++++ Texto para leitura ++++
Reféns do nosso comodismo, viciamos em prazeres rasos




“Um cachorro alegraria nossa casa. Mas dá muito trabalho… melhor não.” Ouvi essa frase, há um tempo, de uma jovem que mencionava o insistente pedido dos filhos para agregarem um cão à família. Compreendi e dei razão ao receio daquela mulher de incluir na já desgastante rotina mais uma responsabilidade. Sem saber muito sobre o tempo de que ela dispunha e toda a peleja que a criação de duas crianças impõe, não ousei verbalizar minha opinião favorável à experiência de terem um bichinho de estimação. Por alguns instantes, porém, refleti sobre as boas coisas das quais abrimos mão por temor a novas atribuições.
Acontece a todo tempo. Algumas vezes com algo trivial como a falta da atitude de se levantar do sofá e ir à academia, outras com o bloqueio a relações afetivas profundas que requerem atenção e cuidado. Reféns da indisposição de pisar em terrenos distintos dos que nos parecem seguros, reduzimos a vida a um apanhado de situações previsíveis. É como se estivéssemos viciados no conforto que edredons, Netflix e individualismo proporcionam. Dá preguiça de correr 10 km para fortalecer o corpo e de amar mais vezes para engrandecer a alma. Ambos exigem comprometimento e entrega. Desacostumados com o que pede o mínimo de sacrifício, colecionamos prazeres rasos.
++++ Dados fornecidos ++++
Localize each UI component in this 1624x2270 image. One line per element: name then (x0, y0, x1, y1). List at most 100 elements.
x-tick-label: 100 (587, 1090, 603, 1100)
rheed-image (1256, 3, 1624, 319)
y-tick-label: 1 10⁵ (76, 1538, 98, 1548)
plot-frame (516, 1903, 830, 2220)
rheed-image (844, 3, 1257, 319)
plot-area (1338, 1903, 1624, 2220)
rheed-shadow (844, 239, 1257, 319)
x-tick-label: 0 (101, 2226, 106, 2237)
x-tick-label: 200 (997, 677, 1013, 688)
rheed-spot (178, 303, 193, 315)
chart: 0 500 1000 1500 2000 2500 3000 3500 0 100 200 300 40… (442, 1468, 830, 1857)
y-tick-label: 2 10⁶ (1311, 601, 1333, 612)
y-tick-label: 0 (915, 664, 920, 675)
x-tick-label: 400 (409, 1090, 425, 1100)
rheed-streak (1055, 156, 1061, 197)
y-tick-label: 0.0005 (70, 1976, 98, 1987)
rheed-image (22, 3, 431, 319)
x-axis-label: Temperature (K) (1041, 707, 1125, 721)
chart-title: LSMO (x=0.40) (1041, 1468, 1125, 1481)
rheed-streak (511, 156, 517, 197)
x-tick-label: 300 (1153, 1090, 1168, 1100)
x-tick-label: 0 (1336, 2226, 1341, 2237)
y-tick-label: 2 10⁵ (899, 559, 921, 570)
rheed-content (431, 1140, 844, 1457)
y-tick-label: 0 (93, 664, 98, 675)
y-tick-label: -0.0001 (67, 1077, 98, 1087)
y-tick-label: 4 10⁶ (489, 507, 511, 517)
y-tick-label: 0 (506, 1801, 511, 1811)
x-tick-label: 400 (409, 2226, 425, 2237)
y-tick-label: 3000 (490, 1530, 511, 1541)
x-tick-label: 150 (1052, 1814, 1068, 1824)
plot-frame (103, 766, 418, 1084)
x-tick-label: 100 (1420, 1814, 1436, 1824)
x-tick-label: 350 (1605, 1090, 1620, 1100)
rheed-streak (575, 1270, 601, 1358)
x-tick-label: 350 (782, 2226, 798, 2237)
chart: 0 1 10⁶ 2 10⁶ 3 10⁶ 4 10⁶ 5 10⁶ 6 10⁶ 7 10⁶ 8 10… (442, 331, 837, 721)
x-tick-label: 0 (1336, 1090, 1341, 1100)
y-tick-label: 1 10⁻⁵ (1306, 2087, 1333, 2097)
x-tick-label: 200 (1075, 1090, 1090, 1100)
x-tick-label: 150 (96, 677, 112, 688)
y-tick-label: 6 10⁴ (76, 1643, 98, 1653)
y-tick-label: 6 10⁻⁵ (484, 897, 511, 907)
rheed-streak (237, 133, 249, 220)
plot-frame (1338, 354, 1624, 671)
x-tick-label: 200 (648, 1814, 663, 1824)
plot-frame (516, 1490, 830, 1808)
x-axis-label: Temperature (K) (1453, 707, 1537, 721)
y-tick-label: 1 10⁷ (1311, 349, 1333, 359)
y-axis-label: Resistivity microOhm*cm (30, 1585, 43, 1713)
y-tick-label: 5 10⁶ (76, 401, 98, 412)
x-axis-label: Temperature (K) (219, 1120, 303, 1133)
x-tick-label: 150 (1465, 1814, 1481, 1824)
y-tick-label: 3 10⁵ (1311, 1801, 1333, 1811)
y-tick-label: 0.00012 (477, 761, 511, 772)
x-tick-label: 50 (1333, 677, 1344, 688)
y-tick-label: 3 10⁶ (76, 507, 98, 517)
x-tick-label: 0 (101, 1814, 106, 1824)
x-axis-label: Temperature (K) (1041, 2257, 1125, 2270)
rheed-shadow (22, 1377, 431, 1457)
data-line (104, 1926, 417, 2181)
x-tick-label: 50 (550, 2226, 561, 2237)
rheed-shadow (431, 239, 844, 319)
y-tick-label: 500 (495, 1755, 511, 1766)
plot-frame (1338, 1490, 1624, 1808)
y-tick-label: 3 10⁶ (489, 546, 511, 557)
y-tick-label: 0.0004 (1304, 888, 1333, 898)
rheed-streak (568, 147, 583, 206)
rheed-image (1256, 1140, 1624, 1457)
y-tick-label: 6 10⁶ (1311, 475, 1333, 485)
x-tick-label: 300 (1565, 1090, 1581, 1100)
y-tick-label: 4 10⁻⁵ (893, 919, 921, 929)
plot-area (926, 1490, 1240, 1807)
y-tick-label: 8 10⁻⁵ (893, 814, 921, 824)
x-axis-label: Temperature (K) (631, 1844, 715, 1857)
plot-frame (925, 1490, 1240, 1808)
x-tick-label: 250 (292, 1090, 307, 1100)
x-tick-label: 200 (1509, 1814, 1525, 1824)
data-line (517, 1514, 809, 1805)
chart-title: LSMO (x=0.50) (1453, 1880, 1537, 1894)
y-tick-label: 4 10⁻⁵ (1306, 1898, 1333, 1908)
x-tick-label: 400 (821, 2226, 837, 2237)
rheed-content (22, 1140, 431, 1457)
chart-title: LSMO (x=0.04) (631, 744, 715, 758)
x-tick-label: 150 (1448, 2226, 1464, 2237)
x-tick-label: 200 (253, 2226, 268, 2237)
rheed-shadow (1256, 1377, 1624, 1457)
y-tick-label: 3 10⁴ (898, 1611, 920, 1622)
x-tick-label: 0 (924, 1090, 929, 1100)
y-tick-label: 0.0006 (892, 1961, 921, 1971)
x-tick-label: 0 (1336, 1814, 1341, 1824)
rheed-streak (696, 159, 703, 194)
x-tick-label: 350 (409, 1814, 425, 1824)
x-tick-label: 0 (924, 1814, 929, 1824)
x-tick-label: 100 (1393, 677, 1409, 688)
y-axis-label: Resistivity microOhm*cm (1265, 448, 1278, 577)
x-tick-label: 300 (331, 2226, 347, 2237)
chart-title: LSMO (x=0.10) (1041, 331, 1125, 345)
++++
** Exercícios propostos **
A) Segundo o texto sobre o comodismo, quais são as coisas cujo conforto nos deixa como que viciados? Cite todas.
B) Extraia da listagem, sem nenhuma alteração, o trecho que vai do início dela até a linha que contém "y-tick-label: 4 10⁶ (489, 507, 511, 517)", incluindo as duas extremidades.

** Lista de respostas **
A) Edredons, Netflix e individualismo.

B)
Localize each UI component in this 1624x2270 image. One line per element: name then (x0, y0, x1, y1). List at most 100 elements.
x-tick-label: 100 (587, 1090, 603, 1100)
rheed-image (1256, 3, 1624, 319)
y-tick-label: 1 10⁵ (76, 1538, 98, 1548)
plot-frame (516, 1903, 830, 2220)
rheed-image (844, 3, 1257, 319)
plot-area (1338, 1903, 1624, 2220)
rheed-shadow (844, 239, 1257, 319)
x-tick-label: 0 (101, 2226, 106, 2237)
x-tick-label: 200 (997, 677, 1013, 688)
rheed-spot (178, 303, 193, 315)
chart: 0 500 1000 1500 2000 2500 3000 3500 0 100 200 300 40… (442, 1468, 830, 1857)
y-tick-label: 2 10⁶ (1311, 601, 1333, 612)
y-tick-label: 0 (915, 664, 920, 675)
x-tick-label: 400 (409, 1090, 425, 1100)
rheed-streak (1055, 156, 1061, 197)
y-tick-label: 0.0005 (70, 1976, 98, 1987)
rheed-image (22, 3, 431, 319)
x-axis-label: Temperature (K) (1041, 707, 1125, 721)
chart-title: LSMO (x=0.40) (1041, 1468, 1125, 1481)
rheed-streak (511, 156, 517, 197)
x-tick-label: 300 (1153, 1090, 1168, 1100)
x-tick-label: 0 (1336, 2226, 1341, 2237)
y-tick-label: 2 10⁵ (899, 559, 921, 570)
rheed-content (431, 1140, 844, 1457)
y-tick-label: 0 (93, 664, 98, 675)
y-tick-label: -0.0001 (67, 1077, 98, 1087)
y-tick-label: 4 10⁶ (489, 507, 511, 517)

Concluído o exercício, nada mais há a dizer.